# WRITTEN INSTRUCTION
Output the records exactly as they appear, with no pictures included.

--- Start ENTRIES ---

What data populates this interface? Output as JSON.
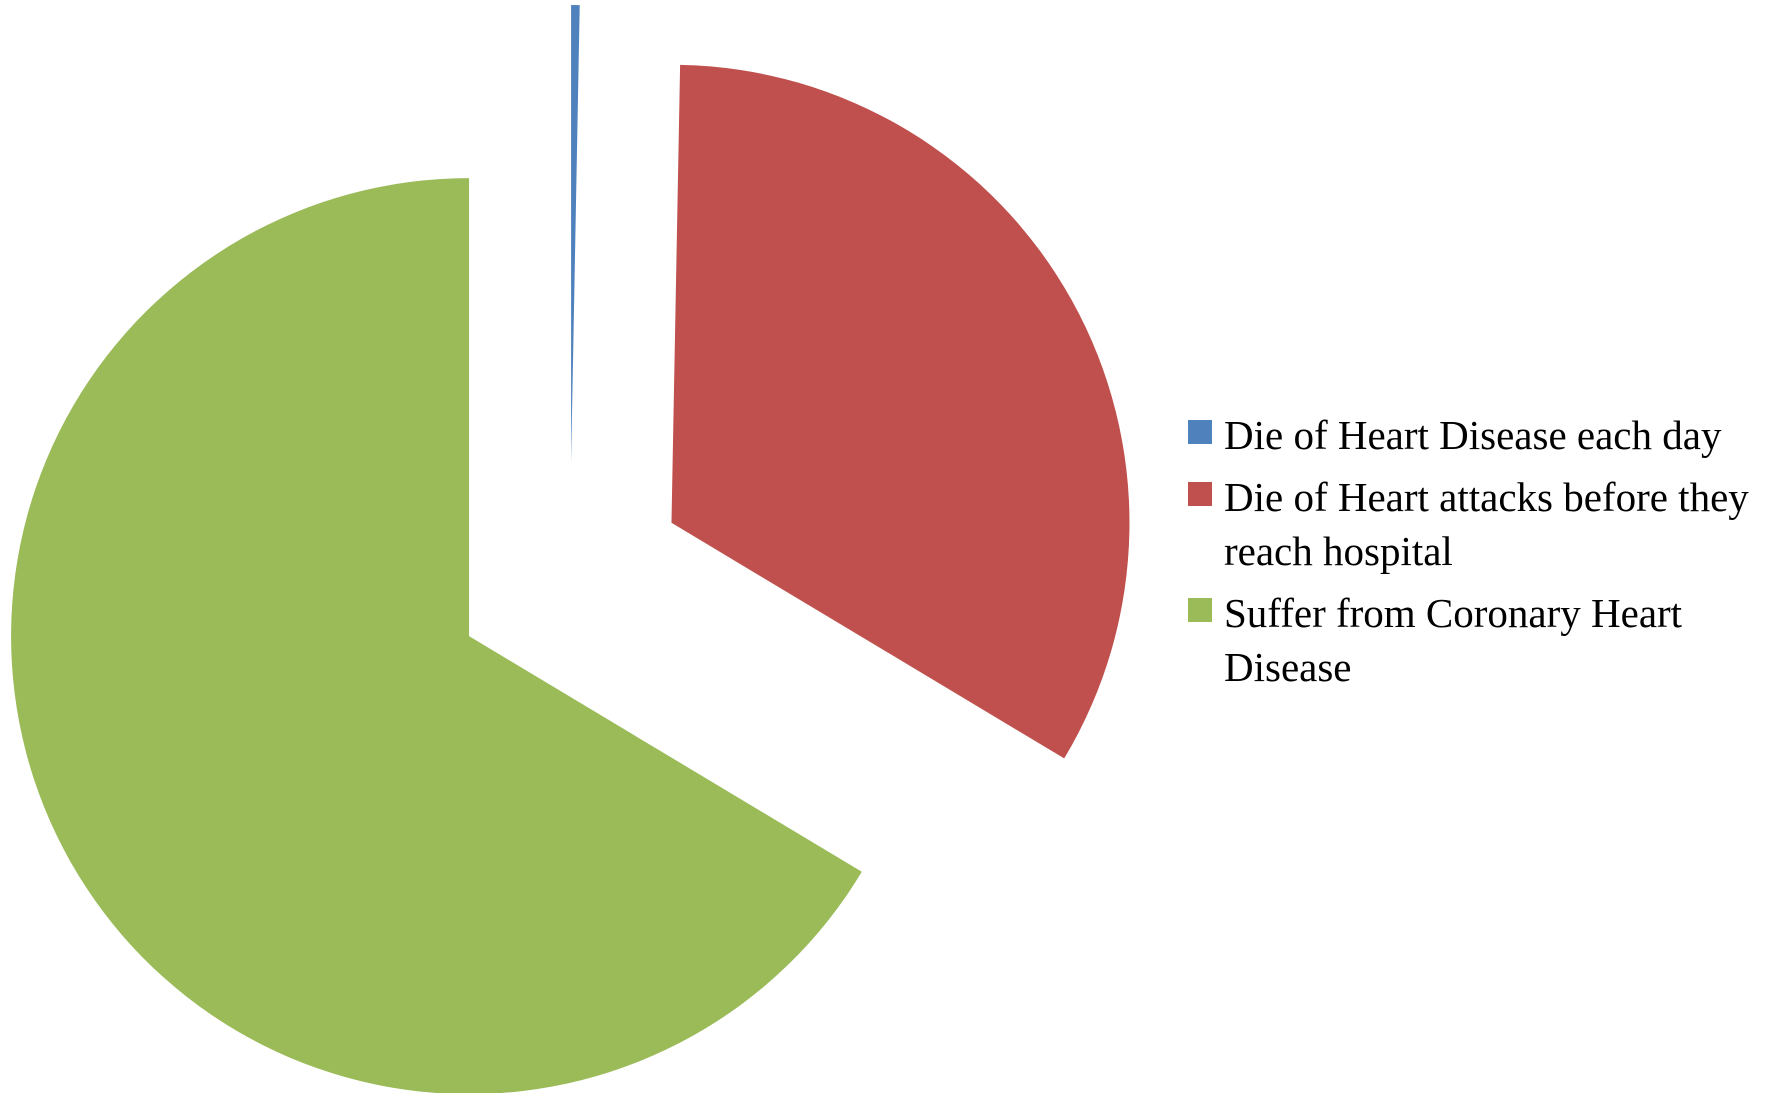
{
  "chart_data": {
    "type": "pie",
    "categories": [
      "Die of Heart Disease each day",
      "Die of Heart attacks before they reach hospital",
      "Suffer from Coronary Heart Disease"
    ],
    "values": [
      0.3,
      33.3,
      66.4
    ],
    "colors": [
      "#4f81bd",
      "#c0504d",
      "#9bbb59"
    ],
    "exploded": true,
    "legend": "right"
  }
}
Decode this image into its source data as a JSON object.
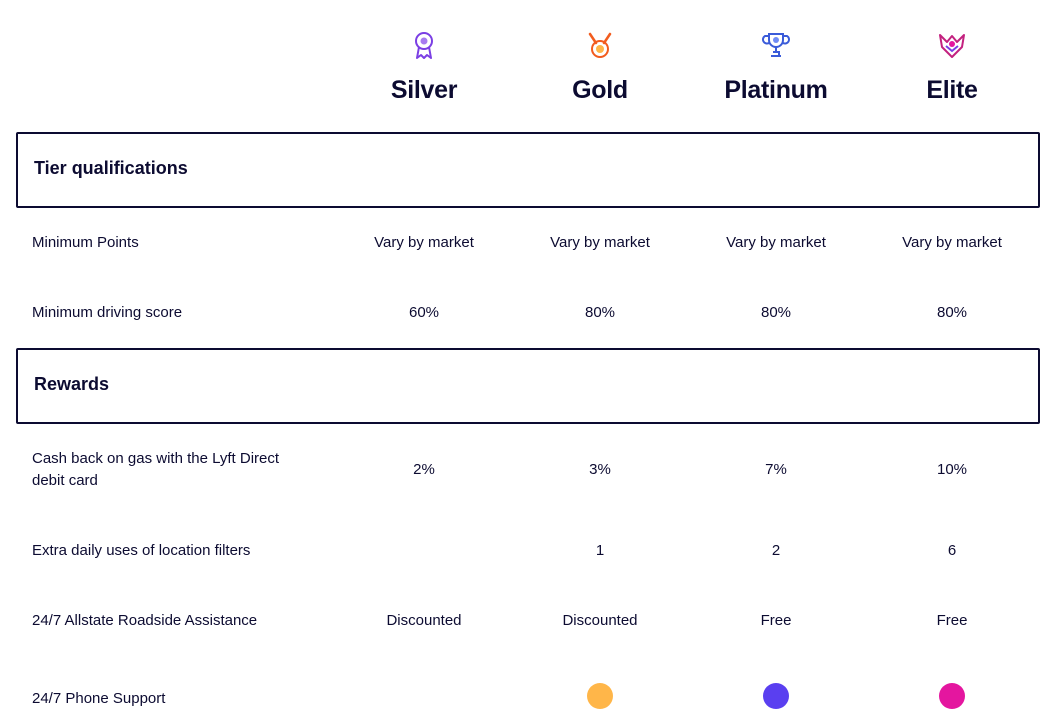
{
  "tiers": [
    {
      "name": "Silver",
      "icon": "medal-ribbon-icon",
      "color": "#7b3fe4"
    },
    {
      "name": "Gold",
      "icon": "medal-laurel-icon",
      "color": "#f25c1e"
    },
    {
      "name": "Platinum",
      "icon": "trophy-icon",
      "color": "#3a5bd9"
    },
    {
      "name": "Elite",
      "icon": "shield-wings-icon",
      "color": "#c3217f"
    }
  ],
  "sections": {
    "qualifications": {
      "title": "Tier qualifications"
    },
    "rewards": {
      "title": "Rewards"
    }
  },
  "rows": {
    "min_points": {
      "label": "Minimum Points",
      "values": [
        "Vary by market",
        "Vary by market",
        "Vary by market",
        "Vary by market"
      ]
    },
    "min_driving_score": {
      "label": "Minimum driving score",
      "values": [
        "60%",
        "80%",
        "80%",
        "80%"
      ]
    },
    "cash_back": {
      "label": "Cash back on gas with the Lyft Direct debit card",
      "values": [
        "2%",
        "3%",
        "7%",
        "10%"
      ]
    },
    "location_filters": {
      "label": "Extra daily uses of location filters",
      "values": [
        "",
        "1",
        "2",
        "6"
      ]
    },
    "roadside": {
      "label": "24/7 Allstate Roadside Assistance",
      "values": [
        "Discounted",
        "Discounted",
        "Free",
        "Free"
      ]
    },
    "phone_support": {
      "label": "24/7 Phone Support",
      "included": [
        false,
        true,
        true,
        true
      ],
      "dot_colors": [
        "",
        "#ffb649",
        "#5a3ff0",
        "#e4169f"
      ]
    }
  }
}
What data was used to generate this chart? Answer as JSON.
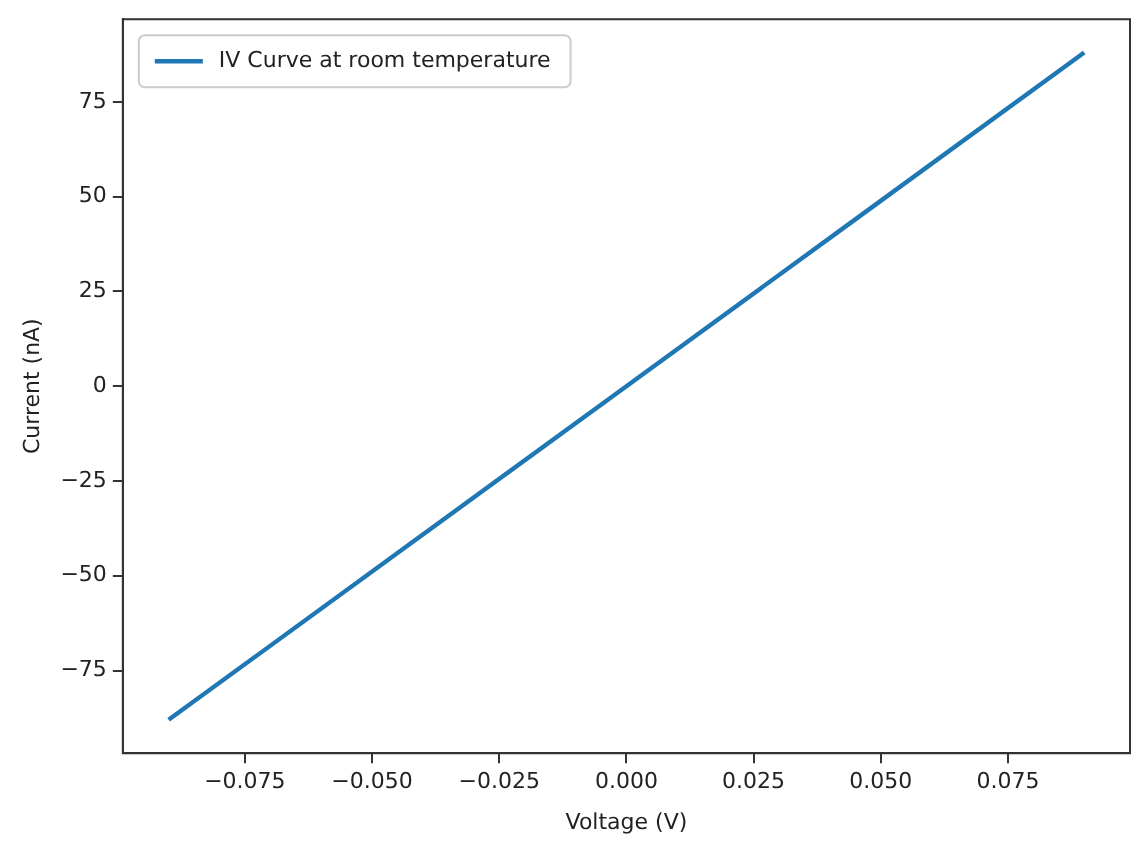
{
  "chart_data": {
    "type": "line",
    "xlabel": "Voltage (V)",
    "ylabel": "Current (nA)",
    "x": [
      -0.09,
      -0.045,
      0,
      0.045,
      0.09
    ],
    "series": [
      {
        "name": "IV Curve at room temperature",
        "color": "#1f77b4",
        "values": [
          -88,
          -44,
          0,
          44,
          88
        ]
      }
    ],
    "xlim": [
      -0.099,
      0.099
    ],
    "xticks": [
      {
        "value": -0.075,
        "label": "−0.075"
      },
      {
        "value": -0.05,
        "label": "−0.050"
      },
      {
        "value": -0.025,
        "label": "−0.025"
      },
      {
        "value": 0,
        "label": "0.000"
      },
      {
        "value": 0.025,
        "label": "0.025"
      },
      {
        "value": 0.05,
        "label": "0.050"
      },
      {
        "value": 0.075,
        "label": "0.075"
      }
    ],
    "ylim": [
      -96.8,
      96.8
    ],
    "yticks": [
      {
        "value": -75,
        "label": "−75"
      },
      {
        "value": -50,
        "label": "−50"
      },
      {
        "value": -25,
        "label": "−25"
      },
      0,
      25,
      50,
      75
    ],
    "legend": "top left",
    "marker": "none",
    "line_style": "solid",
    "grid": false
  }
}
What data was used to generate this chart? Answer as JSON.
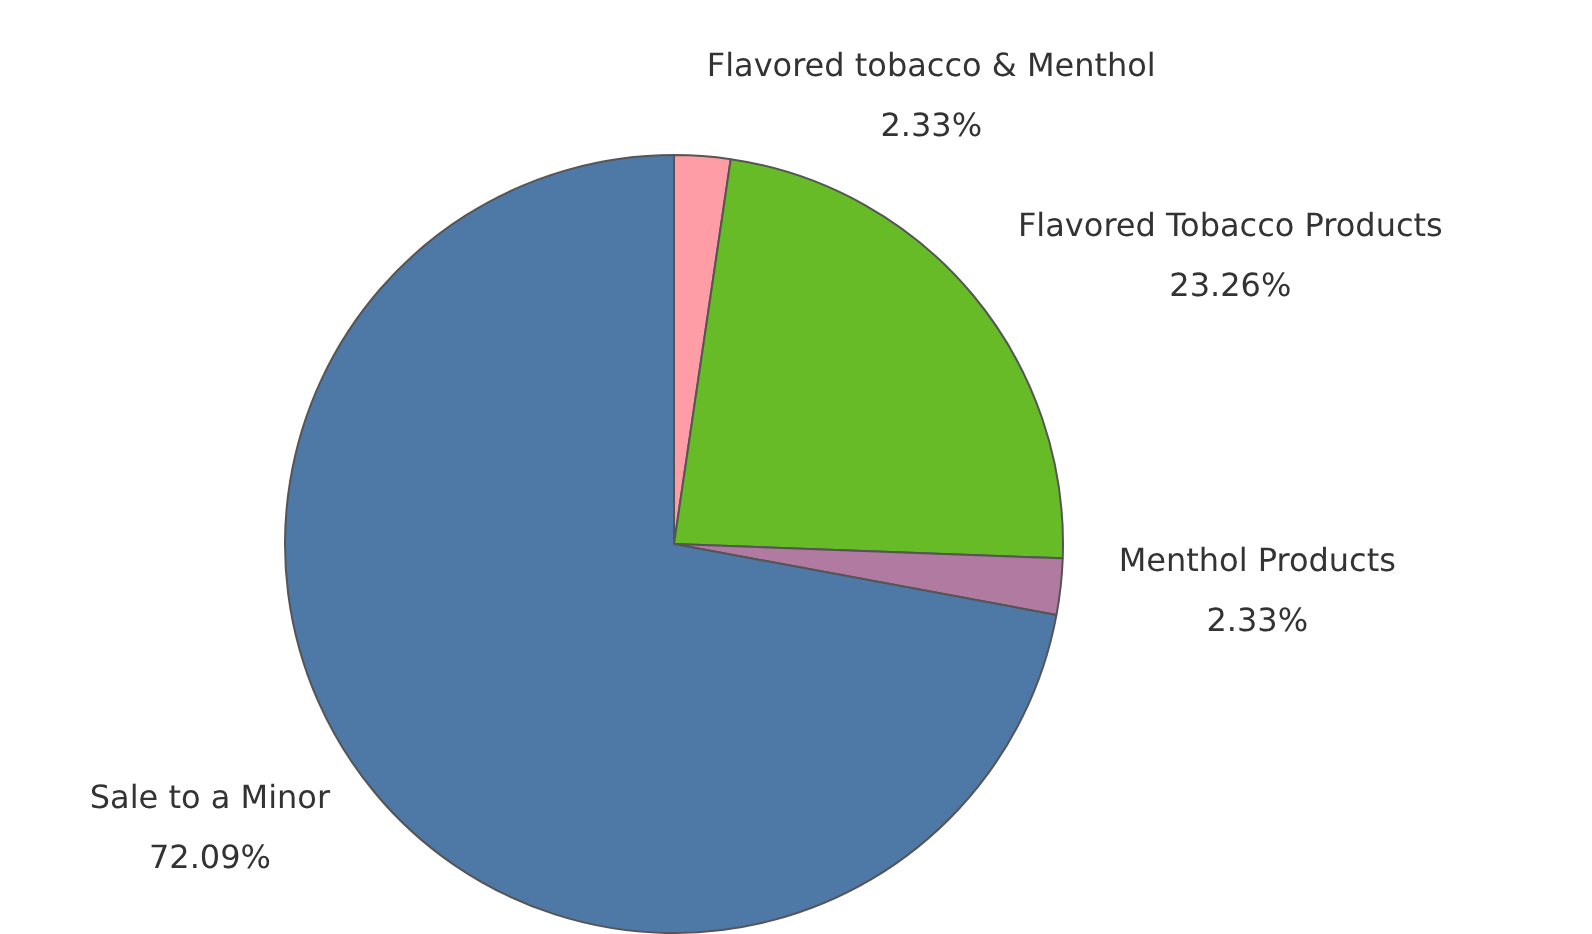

--- End ENTRIES ---

# WRITTEN ANSWER
What data populates this interface? Output as JSON.
{
  "chart_data": {
    "type": "pie",
    "categories": [
      "Die of Heart Disease each day",
      "Die of Heart attacks before they reach hospital",
      "Suffer from Coronary Heart Disease"
    ],
    "values": [
      0.3,
      33.3,
      66.4
    ],
    "colors": [
      "#4f81bd",
      "#c0504d",
      "#9bbb59"
    ],
    "exploded": true,
    "legend": "right"
  }
}
Decode this image into its source data as a JSON object.
{
  "tiers": [
    {
      "name": "Silver",
      "icon": "medal-ribbon-icon",
      "color": "#7b3fe4"
    },
    {
      "name": "Gold",
      "icon": "medal-laurel-icon",
      "color": "#f25c1e"
    },
    {
      "name": "Platinum",
      "icon": "trophy-icon",
      "color": "#3a5bd9"
    },
    {
      "name": "Elite",
      "icon": "shield-wings-icon",
      "color": "#c3217f"
    }
  ],
  "sections": {
    "qualifications": {
      "title": "Tier qualifications"
    },
    "rewards": {
      "title": "Rewards"
    }
  },
  "rows": {
    "min_points": {
      "label": "Minimum Points",
      "values": [
        "Vary by market",
        "Vary by market",
        "Vary by market",
        "Vary by market"
      ]
    },
    "min_driving_score": {
      "label": "Minimum driving score",
      "values": [
        "60%",
        "80%",
        "80%",
        "80%"
      ]
    },
    "cash_back": {
      "label": "Cash back on gas with the Lyft Direct debit card",
      "values": [
        "2%",
        "3%",
        "7%",
        "10%"
      ]
    },
    "location_filters": {
      "label": "Extra daily uses of location filters",
      "values": [
        "",
        "1",
        "2",
        "6"
      ]
    },
    "roadside": {
      "label": "24/7 Allstate Roadside Assistance",
      "values": [
        "Discounted",
        "Discounted",
        "Free",
        "Free"
      ]
    },
    "phone_support": {
      "label": "24/7 Phone Support",
      "included": [
        false,
        true,
        true,
        true
      ],
      "dot_colors": [
        "",
        "#ffb649",
        "#5a3ff0",
        "#e4169f"
      ]
    }
  }
}
What data was used to generate this chart? Answer as JSON.
{
  "chart_data": {
    "type": "line",
    "xlabel": "Voltage (V)",
    "ylabel": "Current (nA)",
    "x": [
      -0.09,
      -0.045,
      0,
      0.045,
      0.09
    ],
    "series": [
      {
        "name": "IV Curve at room temperature",
        "color": "#1f77b4",
        "values": [
          -88,
          -44,
          0,
          44,
          88
        ]
      }
    ],
    "xlim": [
      -0.099,
      0.099
    ],
    "xticks": [
      {
        "value": -0.075,
        "label": "−0.075"
      },
      {
        "value": -0.05,
        "label": "−0.050"
      },
      {
        "value": -0.025,
        "label": "−0.025"
      },
      {
        "value": 0,
        "label": "0.000"
      },
      {
        "value": 0.025,
        "label": "0.025"
      },
      {
        "value": 0.05,
        "label": "0.050"
      },
      {
        "value": 0.075,
        "label": "0.075"
      }
    ],
    "ylim": [
      -96.8,
      96.8
    ],
    "yticks": [
      {
        "value": -75,
        "label": "−75"
      },
      {
        "value": -50,
        "label": "−50"
      },
      {
        "value": -25,
        "label": "−25"
      },
      0,
      25,
      50,
      75
    ],
    "legend": "top left",
    "marker": "none",
    "line_style": "solid",
    "grid": false
  }
}
What data was used to generate this chart? Answer as JSON.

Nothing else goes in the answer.